# START OF Records shown

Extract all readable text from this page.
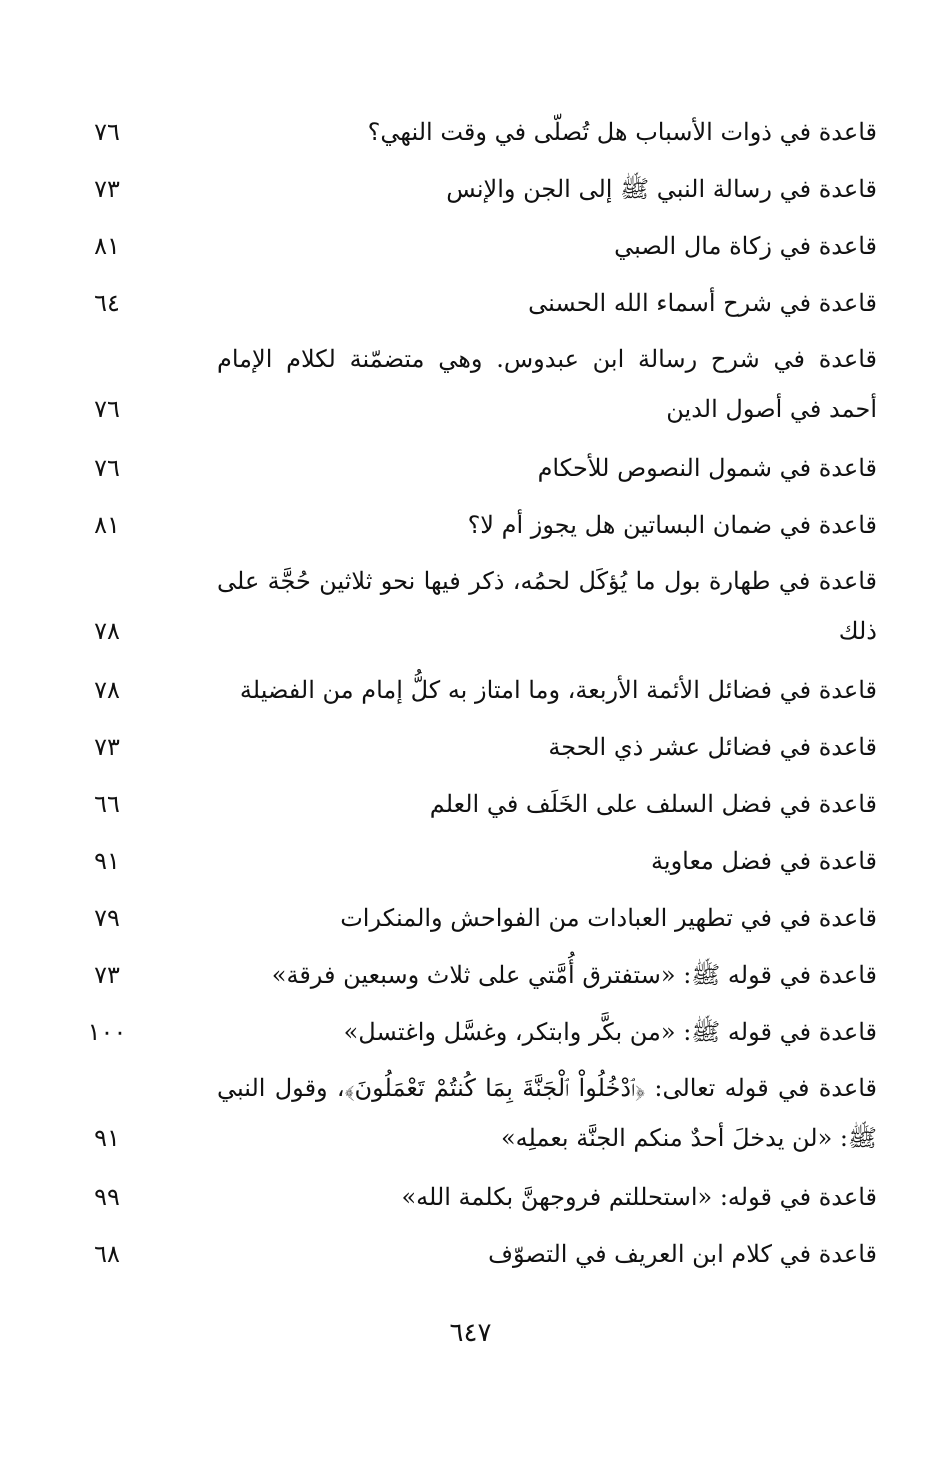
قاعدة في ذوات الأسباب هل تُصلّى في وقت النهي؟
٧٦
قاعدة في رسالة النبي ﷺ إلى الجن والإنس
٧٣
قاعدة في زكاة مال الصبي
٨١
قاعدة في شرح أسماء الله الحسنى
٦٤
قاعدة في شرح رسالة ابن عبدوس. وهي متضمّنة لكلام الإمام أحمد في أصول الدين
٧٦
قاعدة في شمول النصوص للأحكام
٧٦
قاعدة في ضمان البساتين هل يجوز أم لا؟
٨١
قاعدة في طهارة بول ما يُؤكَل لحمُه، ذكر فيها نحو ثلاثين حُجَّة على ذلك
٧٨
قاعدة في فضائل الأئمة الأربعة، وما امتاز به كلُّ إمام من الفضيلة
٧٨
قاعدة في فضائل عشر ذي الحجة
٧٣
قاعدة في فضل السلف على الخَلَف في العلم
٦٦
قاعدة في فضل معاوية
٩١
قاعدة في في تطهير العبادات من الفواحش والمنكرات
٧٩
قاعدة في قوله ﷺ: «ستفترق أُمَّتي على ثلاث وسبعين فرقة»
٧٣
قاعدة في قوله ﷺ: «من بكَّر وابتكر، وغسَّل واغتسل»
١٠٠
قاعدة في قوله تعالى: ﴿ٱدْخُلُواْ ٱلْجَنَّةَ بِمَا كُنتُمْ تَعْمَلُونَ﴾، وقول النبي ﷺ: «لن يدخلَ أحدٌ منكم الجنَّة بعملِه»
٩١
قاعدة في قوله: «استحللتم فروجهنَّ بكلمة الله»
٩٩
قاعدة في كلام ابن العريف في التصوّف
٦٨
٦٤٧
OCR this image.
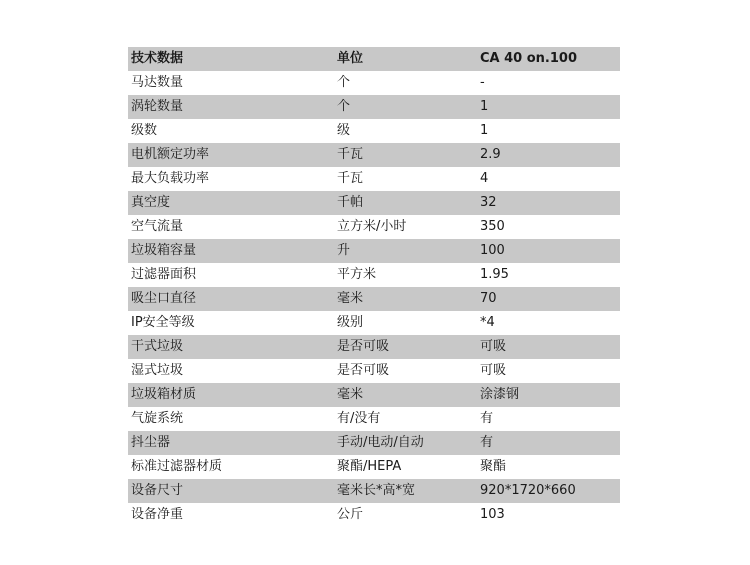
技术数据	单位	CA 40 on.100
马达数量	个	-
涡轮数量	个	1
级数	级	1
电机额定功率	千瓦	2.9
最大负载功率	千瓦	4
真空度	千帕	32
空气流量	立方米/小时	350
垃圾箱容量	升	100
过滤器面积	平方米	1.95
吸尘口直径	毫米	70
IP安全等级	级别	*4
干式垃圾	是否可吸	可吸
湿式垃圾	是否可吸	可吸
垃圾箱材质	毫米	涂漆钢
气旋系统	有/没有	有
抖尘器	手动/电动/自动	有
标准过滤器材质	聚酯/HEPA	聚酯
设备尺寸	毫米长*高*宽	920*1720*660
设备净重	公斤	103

# END OF Records shown
# START OF Records shown

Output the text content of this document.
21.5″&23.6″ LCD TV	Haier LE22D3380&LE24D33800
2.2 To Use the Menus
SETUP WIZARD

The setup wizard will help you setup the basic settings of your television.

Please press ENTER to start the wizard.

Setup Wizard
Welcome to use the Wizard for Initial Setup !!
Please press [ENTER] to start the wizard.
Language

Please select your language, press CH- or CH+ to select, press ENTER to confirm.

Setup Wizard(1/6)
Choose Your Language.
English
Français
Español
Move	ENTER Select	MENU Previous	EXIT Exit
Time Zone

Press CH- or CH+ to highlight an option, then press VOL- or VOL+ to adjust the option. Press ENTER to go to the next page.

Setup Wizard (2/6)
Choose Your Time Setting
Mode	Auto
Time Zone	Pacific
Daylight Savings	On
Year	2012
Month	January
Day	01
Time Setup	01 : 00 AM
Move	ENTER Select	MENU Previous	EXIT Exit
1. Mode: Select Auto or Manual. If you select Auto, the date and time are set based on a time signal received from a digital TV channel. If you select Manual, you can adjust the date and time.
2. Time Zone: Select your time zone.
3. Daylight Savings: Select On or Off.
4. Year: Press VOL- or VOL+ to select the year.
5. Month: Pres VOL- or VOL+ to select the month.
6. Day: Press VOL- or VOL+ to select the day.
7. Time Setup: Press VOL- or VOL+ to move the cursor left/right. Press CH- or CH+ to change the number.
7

# END OF Records shown
# START OF Records shown

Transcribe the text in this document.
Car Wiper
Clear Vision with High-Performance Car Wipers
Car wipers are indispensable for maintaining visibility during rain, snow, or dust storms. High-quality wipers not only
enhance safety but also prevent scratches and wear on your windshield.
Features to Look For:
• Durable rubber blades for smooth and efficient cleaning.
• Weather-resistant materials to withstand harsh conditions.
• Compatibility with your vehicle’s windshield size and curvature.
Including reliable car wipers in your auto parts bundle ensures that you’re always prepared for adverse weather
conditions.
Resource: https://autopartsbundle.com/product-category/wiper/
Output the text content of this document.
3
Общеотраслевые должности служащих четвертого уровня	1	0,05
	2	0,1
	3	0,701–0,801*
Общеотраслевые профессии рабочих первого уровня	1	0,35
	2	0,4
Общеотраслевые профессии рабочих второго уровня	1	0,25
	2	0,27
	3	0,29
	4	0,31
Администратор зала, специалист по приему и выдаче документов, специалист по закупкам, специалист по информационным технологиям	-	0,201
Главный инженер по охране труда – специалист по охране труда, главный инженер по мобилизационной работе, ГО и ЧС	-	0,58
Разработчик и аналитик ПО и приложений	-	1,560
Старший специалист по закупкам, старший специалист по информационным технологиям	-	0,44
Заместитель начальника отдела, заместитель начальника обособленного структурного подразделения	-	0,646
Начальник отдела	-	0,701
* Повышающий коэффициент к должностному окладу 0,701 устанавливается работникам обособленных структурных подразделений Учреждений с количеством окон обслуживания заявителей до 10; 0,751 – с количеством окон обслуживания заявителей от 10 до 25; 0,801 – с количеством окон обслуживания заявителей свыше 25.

# END OF Records shown

» **Direction**:
Scan the data above and copy every line with "информационным" in it.

» **Finished exercise**:
Администратор зала, специалист по приему и выдаче документов, специалист по закупкам, специалист по информационным технологиям	-	0,201
Старший специалист по закупкам, старший специалист по информационным технологиям	-	0,44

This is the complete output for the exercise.